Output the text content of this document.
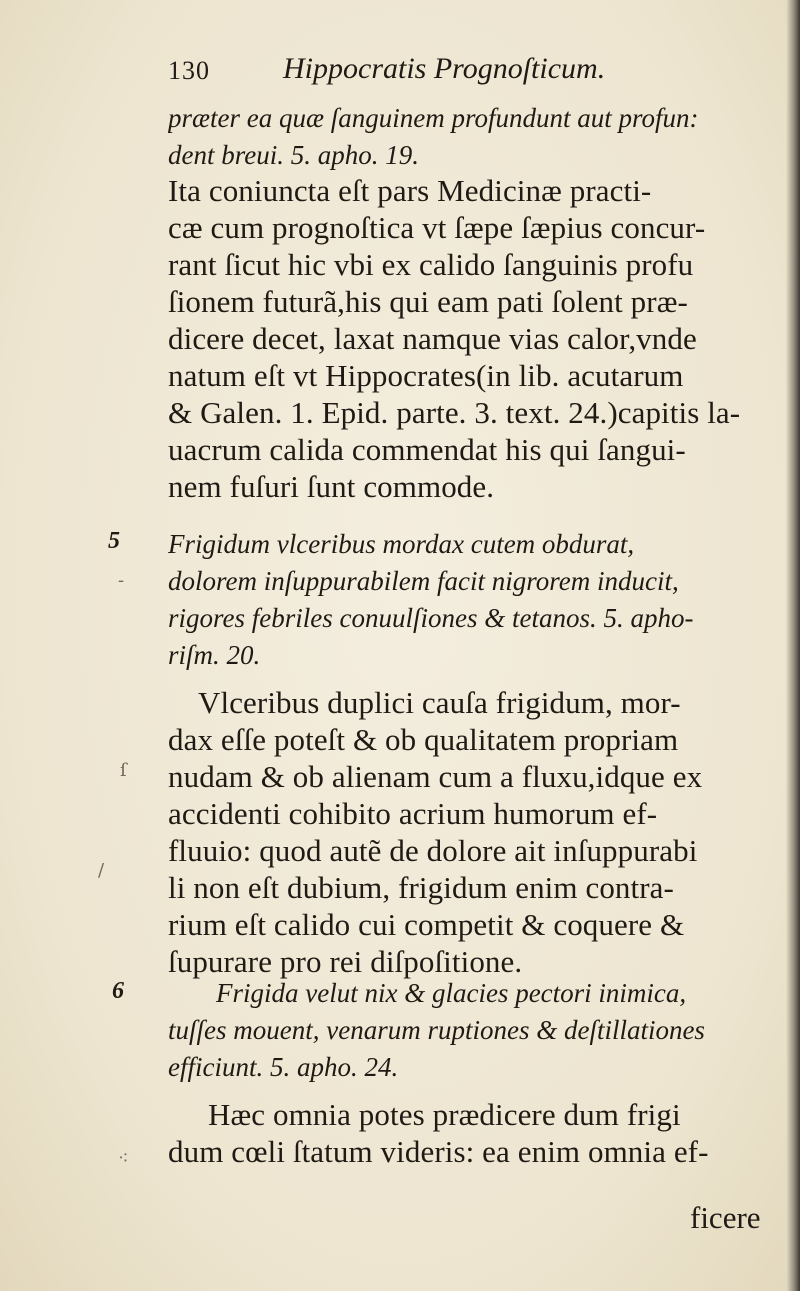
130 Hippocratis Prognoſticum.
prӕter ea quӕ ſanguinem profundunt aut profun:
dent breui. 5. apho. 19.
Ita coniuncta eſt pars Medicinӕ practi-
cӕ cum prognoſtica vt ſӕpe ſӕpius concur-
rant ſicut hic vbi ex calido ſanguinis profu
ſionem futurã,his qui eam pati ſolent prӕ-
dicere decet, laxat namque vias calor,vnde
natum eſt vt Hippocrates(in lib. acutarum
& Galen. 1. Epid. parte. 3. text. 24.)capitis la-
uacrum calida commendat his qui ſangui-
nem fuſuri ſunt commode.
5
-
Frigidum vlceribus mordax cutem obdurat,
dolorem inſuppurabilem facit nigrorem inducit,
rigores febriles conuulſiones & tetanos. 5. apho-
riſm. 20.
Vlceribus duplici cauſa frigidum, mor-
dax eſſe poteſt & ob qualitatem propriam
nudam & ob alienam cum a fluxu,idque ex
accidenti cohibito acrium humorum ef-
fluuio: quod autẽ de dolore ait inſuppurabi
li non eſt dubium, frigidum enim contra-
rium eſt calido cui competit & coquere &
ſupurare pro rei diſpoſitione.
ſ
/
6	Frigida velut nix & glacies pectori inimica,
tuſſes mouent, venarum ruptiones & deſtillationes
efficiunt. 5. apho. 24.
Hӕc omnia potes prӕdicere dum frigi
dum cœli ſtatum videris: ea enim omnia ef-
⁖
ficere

+---+

__Short exercise__:
Leave out the pictures and copy every record above exactly.

__Answer for this exercise__:
Output the text content of this document.
130 Hippocratis Prognoſticum.
prӕter ea quӕ ſanguinem profundunt aut profun:
dent breui. 5. apho. 19.
Ita coniuncta eſt pars Medicinӕ practi-
cӕ cum prognoſtica vt ſӕpe ſӕpius concur-
rant ſicut hic vbi ex calido ſanguinis profu
ſionem futurã,his qui eam pati ſolent prӕ-
dicere decet, laxat namque vias calor,vnde
natum eſt vt Hippocrates(in lib. acutarum
& Galen. 1. Epid. parte. 3. text. 24.)capitis la-
uacrum calida commendat his qui ſangui-
nem fuſuri ſunt commode.
5
-
Frigidum vlceribus mordax cutem obdurat,
dolorem inſuppurabilem facit nigrorem inducit,
rigores febriles conuulſiones & tetanos. 5. apho-
riſm. 20.
Vlceribus duplici cauſa frigidum, mor-
dax eſſe poteſt & ob qualitatem propriam
nudam & ob alienam cum a fluxu,idque ex
accidenti cohibito acrium humorum ef-
fluuio: quod autẽ de dolore ait inſuppurabi
li non eſt dubium, frigidum enim contra-
rium eſt calido cui competit & coquere &
ſupurare pro rei diſpoſitione.
ſ
/
6	Frigida velut nix & glacies pectori inimica,
tuſſes mouent, venarum ruptiones & deſtillationes
efficiunt. 5. apho. 24.
Hӕc omnia potes prӕdicere dum frigi
dum cœli ſtatum videris: ea enim omnia ef-
⁖
ficere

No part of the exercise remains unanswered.